━━ TASK INPUTS
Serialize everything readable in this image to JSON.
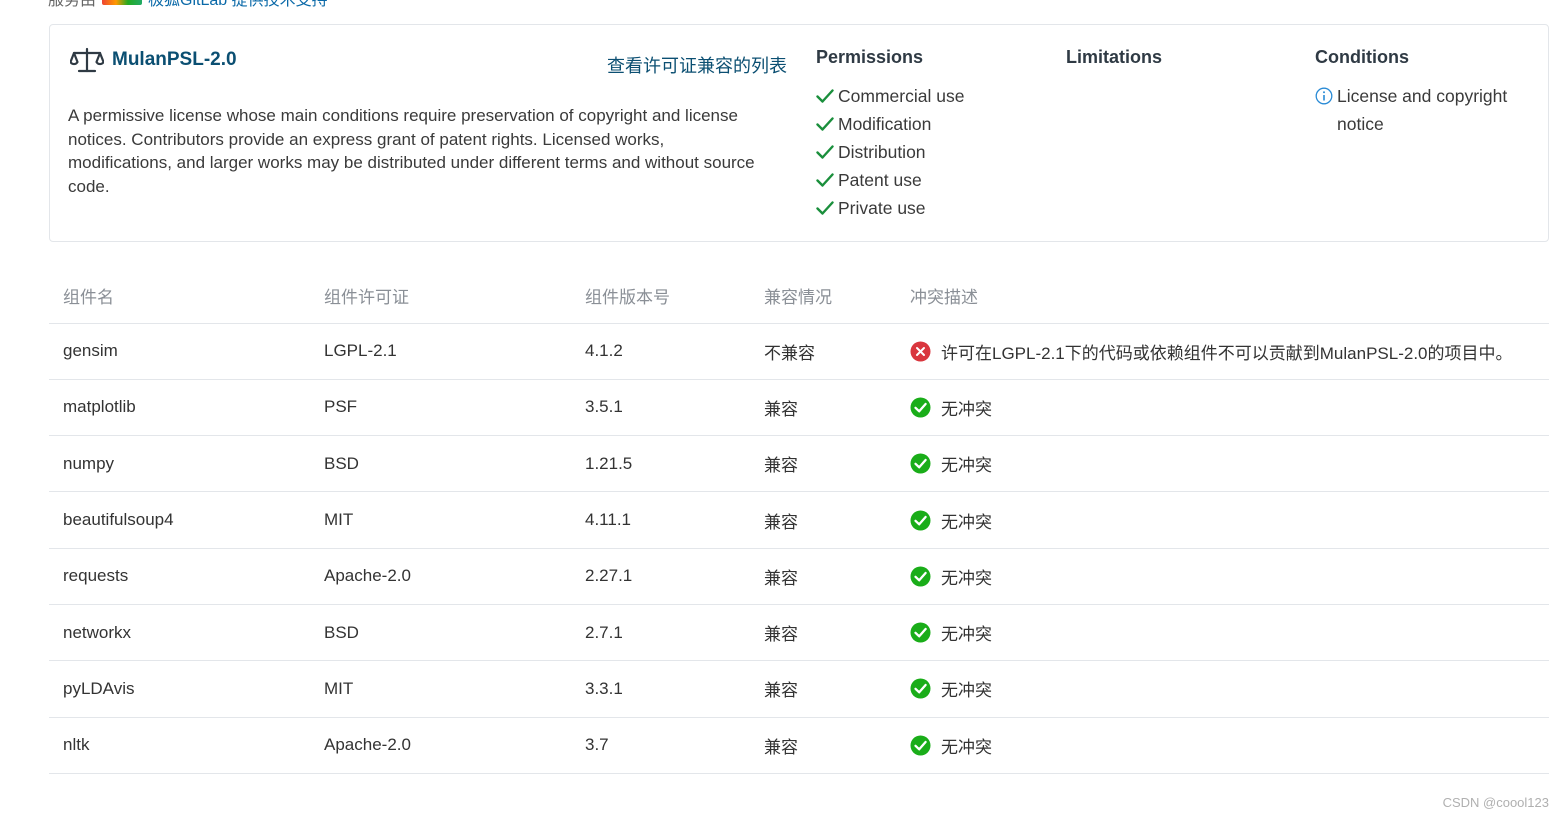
{
  "top_partial": {
    "text_left": "服务由",
    "link": "极狐GitLab 提供技术支持"
  },
  "license": {
    "name": "MulanPSL-2.0",
    "compat_link": "查看许可证兼容的列表",
    "description": "A permissive license whose main conditions require preservation of copyright and license notices. Contributors provide an express grant of patent rights. Licensed works, modifications, and larger works may be distributed under different terms and without source code.",
    "permissions": {
      "title": "Permissions",
      "items": [
        "Commercial use",
        "Modification",
        "Distribution",
        "Patent use",
        "Private use"
      ]
    },
    "limitations": {
      "title": "Limitations",
      "items": []
    },
    "conditions": {
      "title": "Conditions",
      "items": [
        "License and copyright notice"
      ]
    }
  },
  "table": {
    "headers": [
      "组件名",
      "组件许可证",
      "组件版本号",
      "兼容情况",
      "冲突描述"
    ],
    "rows": [
      {
        "name": "gensim",
        "license": "LGPL-2.1",
        "version": "4.1.2",
        "compat": "不兼容",
        "status": "error",
        "desc": "许可在LGPL-2.1下的代码或依赖组件不可以贡献到MulanPSL-2.0的项目中。"
      },
      {
        "name": "matplotlib",
        "license": "PSF",
        "version": "3.5.1",
        "compat": "兼容",
        "status": "ok",
        "desc": "无冲突"
      },
      {
        "name": "numpy",
        "license": "BSD",
        "version": "1.21.5",
        "compat": "兼容",
        "status": "ok",
        "desc": "无冲突"
      },
      {
        "name": "beautifulsoup4",
        "license": "MIT",
        "version": "4.11.1",
        "compat": "兼容",
        "status": "ok",
        "desc": "无冲突"
      },
      {
        "name": "requests",
        "license": "Apache-2.0",
        "version": "2.27.1",
        "compat": "兼容",
        "status": "ok",
        "desc": "无冲突"
      },
      {
        "name": "networkx",
        "license": "BSD",
        "version": "2.7.1",
        "compat": "兼容",
        "status": "ok",
        "desc": "无冲突"
      },
      {
        "name": "pyLDAvis",
        "license": "MIT",
        "version": "3.3.1",
        "compat": "兼容",
        "status": "ok",
        "desc": "无冲突"
      },
      {
        "name": "nltk",
        "license": "Apache-2.0",
        "version": "3.7",
        "compat": "兼容",
        "status": "ok",
        "desc": "无冲突"
      }
    ]
  },
  "watermark": "CSDN @coool123",
  "colors": {
    "link": "#0b4f72",
    "check": "#1a8f3c",
    "ok_icon": "#1aad19",
    "error_icon": "#d9363e",
    "info_icon": "#2a8bd6"
  },
  "icons": {
    "license": "scale-icon",
    "permission": "check-icon",
    "condition": "info-icon",
    "ok": "check-circle-icon",
    "error": "close-circle-icon"
  }
}
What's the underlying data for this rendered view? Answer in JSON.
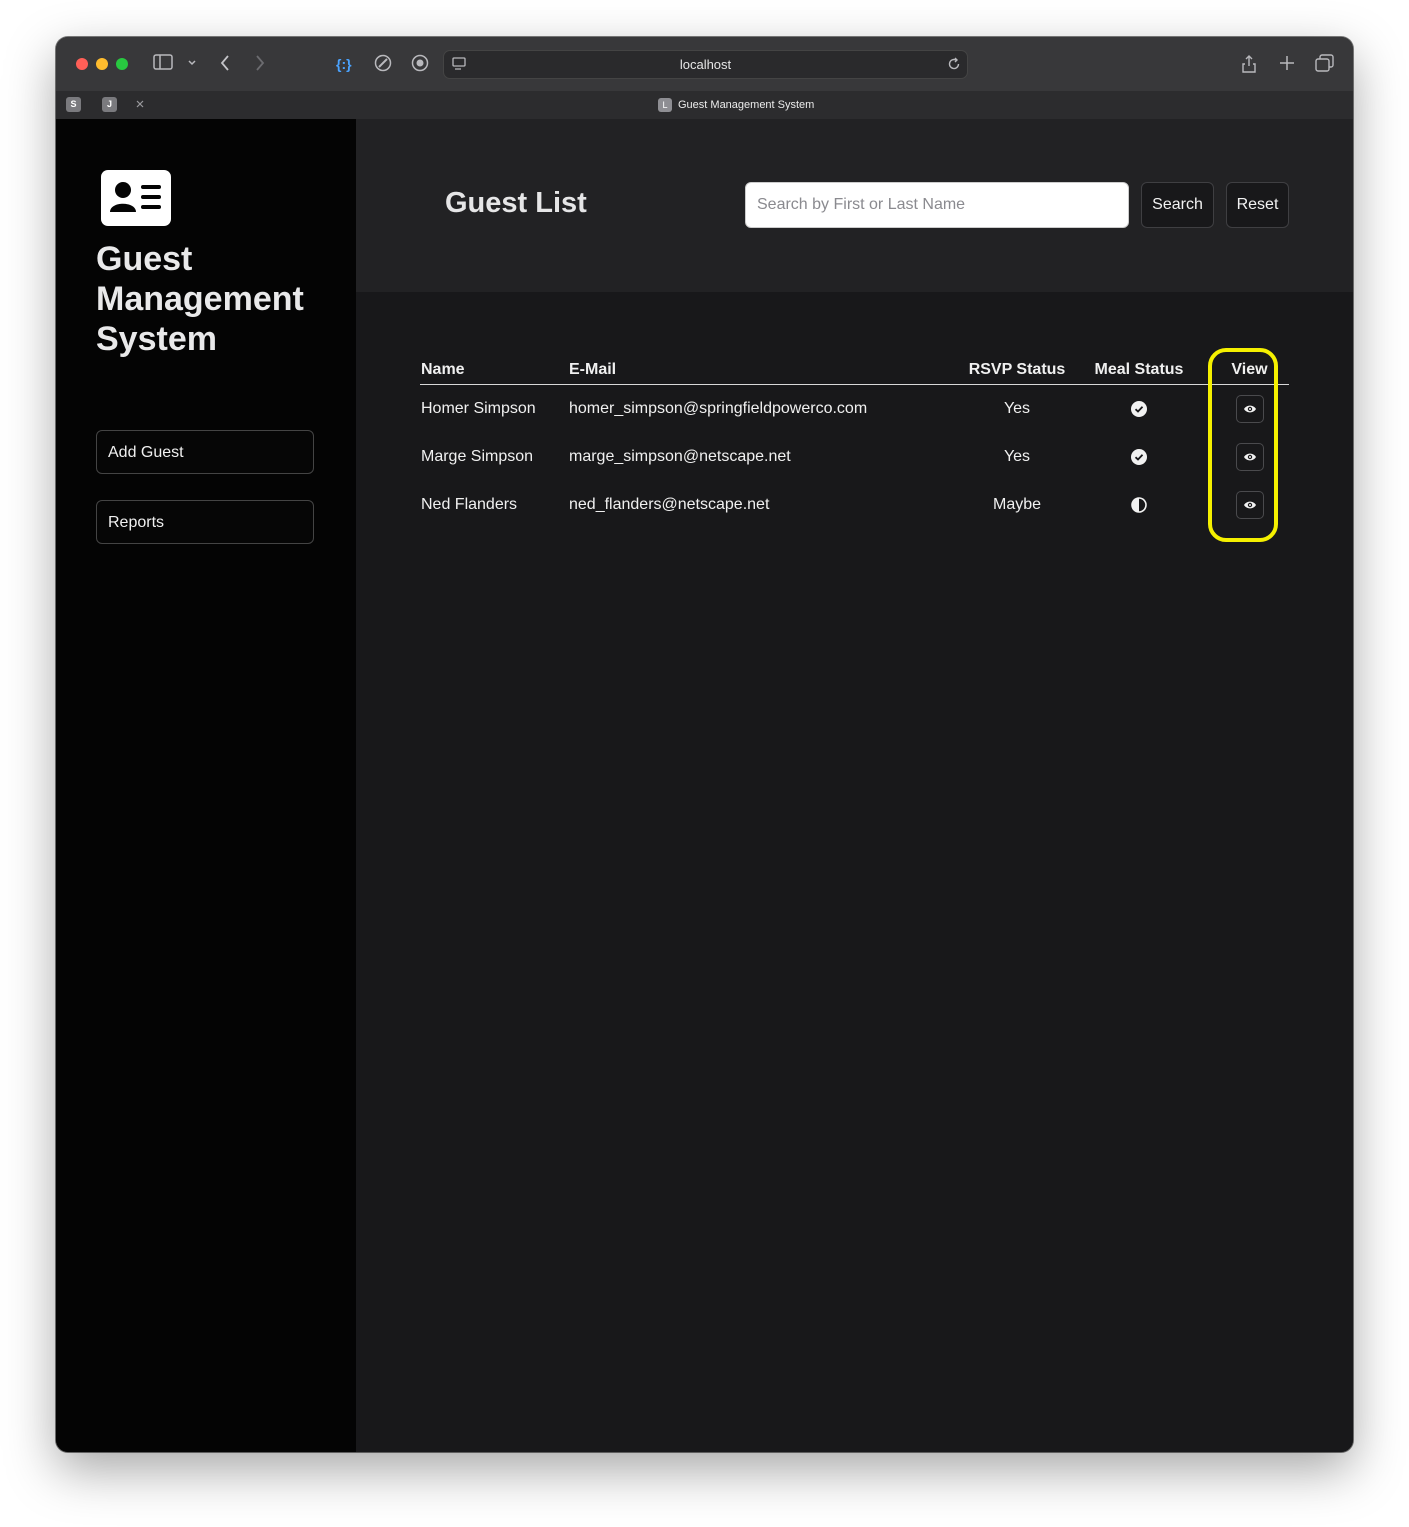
{
  "browser": {
    "url": "localhost",
    "pinned_tabs": [
      "S",
      "J"
    ],
    "tab": {
      "favicon_letter": "L",
      "title": "Guest Management System"
    }
  },
  "sidebar": {
    "title": "Guest Management System",
    "buttons": [
      {
        "label": "Add Guest"
      },
      {
        "label": "Reports"
      }
    ]
  },
  "header": {
    "title": "Guest List",
    "search_placeholder": "Search by First or Last Name",
    "search_button": "Search",
    "reset_button": "Reset"
  },
  "table": {
    "columns": [
      "Name",
      "E-Mail",
      "RSVP Status",
      "Meal Status",
      "View"
    ],
    "rows": [
      {
        "name": "Homer Simpson",
        "email": "homer_simpson@springfieldpowerco.com",
        "rsvp": "Yes",
        "meal_icon": "check-circle-icon"
      },
      {
        "name": "Marge Simpson",
        "email": "marge_simpson@netscape.net",
        "rsvp": "Yes",
        "meal_icon": "check-circle-icon"
      },
      {
        "name": "Ned Flanders",
        "email": "ned_flanders@netscape.net",
        "rsvp": "Maybe",
        "meal_icon": "half-circle-icon"
      }
    ]
  },
  "colors": {
    "highlight": "#f5f000",
    "sidebar_bg": "#040404",
    "main_bg": "#18181a",
    "header_bg": "#222224"
  }
}
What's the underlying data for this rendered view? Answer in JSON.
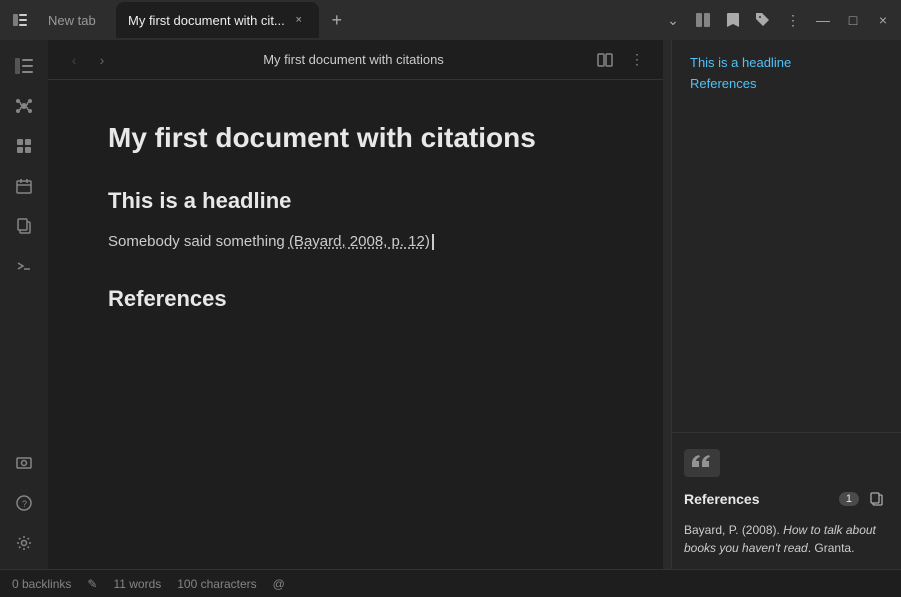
━━━━
> [DIRECTION]: Nothing but the pictures may be dropped; output the records above exactly.

> [RESULT OF THE EXERCISE]:
Serialize everything readable in this image to JSON.
{
  "top_partial": {
    "text_left": "服务由",
    "link": "极狐GitLab 提供技术支持"
  },
  "license": {
    "name": "MulanPSL-2.0",
    "compat_link": "查看许可证兼容的列表",
    "description": "A permissive license whose main conditions require preservation of copyright and license notices. Contributors provide an express grant of patent rights. Licensed works, modifications, and larger works may be distributed under different terms and without source code.",
    "permissions": {
      "title": "Permissions",
      "items": [
        "Commercial use",
        "Modification",
        "Distribution",
        "Patent use",
        "Private use"
      ]
    },
    "limitations": {
      "title": "Limitations",
      "items": []
    },
    "conditions": {
      "title": "Conditions",
      "items": [
        "License and copyright notice"
      ]
    }
  },
  "table": {
    "headers": [
      "组件名",
      "组件许可证",
      "组件版本号",
      "兼容情况",
      "冲突描述"
    ],
    "rows": [
      {
        "name": "gensim",
        "license": "LGPL-2.1",
        "version": "4.1.2",
        "compat": "不兼容",
        "status": "error",
        "desc": "许可在LGPL-2.1下的代码或依赖组件不可以贡献到MulanPSL-2.0的项目中。"
      },
      {
        "name": "matplotlib",
        "license": "PSF",
        "version": "3.5.1",
        "compat": "兼容",
        "status": "ok",
        "desc": "无冲突"
      },
      {
        "name": "numpy",
        "license": "BSD",
        "version": "1.21.5",
        "compat": "兼容",
        "status": "ok",
        "desc": "无冲突"
      },
      {
        "name": "beautifulsoup4",
        "license": "MIT",
        "version": "4.11.1",
        "compat": "兼容",
        "status": "ok",
        "desc": "无冲突"
      },
      {
        "name": "requests",
        "license": "Apache-2.0",
        "version": "2.27.1",
        "compat": "兼容",
        "status": "ok",
        "desc": "无冲突"
      },
      {
        "name": "networkx",
        "license": "BSD",
        "version": "2.7.1",
        "compat": "兼容",
        "status": "ok",
        "desc": "无冲突"
      },
      {
        "name": "pyLDAvis",
        "license": "MIT",
        "version": "3.3.1",
        "compat": "兼容",
        "status": "ok",
        "desc": "无冲突"
      },
      {
        "name": "nltk",
        "license": "Apache-2.0",
        "version": "3.7",
        "compat": "兼容",
        "status": "ok",
        "desc": "无冲突"
      }
    ]
  },
  "watermark": "CSDN @coool123",
  "colors": {
    "link": "#0b4f72",
    "check": "#1a8f3c",
    "ok_icon": "#1aad19",
    "error_icon": "#d9363e",
    "info_icon": "#2a8bd6"
  },
  "icons": {
    "license": "scale-icon",
    "permission": "check-icon",
    "condition": "info-icon",
    "ok": "check-circle-icon",
    "error": "close-circle-icon"
  }
}
What's the underlying data for this rendered view? Answer in JSON.
{
  "browser": {
    "url": "localhost",
    "pinned_tabs": [
      "S",
      "J"
    ],
    "tab": {
      "favicon_letter": "L",
      "title": "Guest Management System"
    }
  },
  "sidebar": {
    "title": "Guest Management System",
    "buttons": [
      {
        "label": "Add Guest"
      },
      {
        "label": "Reports"
      }
    ]
  },
  "header": {
    "title": "Guest List",
    "search_placeholder": "Search by First or Last Name",
    "search_button": "Search",
    "reset_button": "Reset"
  },
  "table": {
    "columns": [
      "Name",
      "E-Mail",
      "RSVP Status",
      "Meal Status",
      "View"
    ],
    "rows": [
      {
        "name": "Homer Simpson",
        "email": "homer_simpson@springfieldpowerco.com",
        "rsvp": "Yes",
        "meal_icon": "check-circle-icon"
      },
      {
        "name": "Marge Simpson",
        "email": "marge_simpson@netscape.net",
        "rsvp": "Yes",
        "meal_icon": "check-circle-icon"
      },
      {
        "name": "Ned Flanders",
        "email": "ned_flanders@netscape.net",
        "rsvp": "Maybe",
        "meal_icon": "half-circle-icon"
      }
    ]
  },
  "colors": {
    "highlight": "#f5f000",
    "sidebar_bg": "#040404",
    "main_bg": "#18181a",
    "header_bg": "#222224"
  }
}
What's the underlying data for this rendered view? Answer in JSON.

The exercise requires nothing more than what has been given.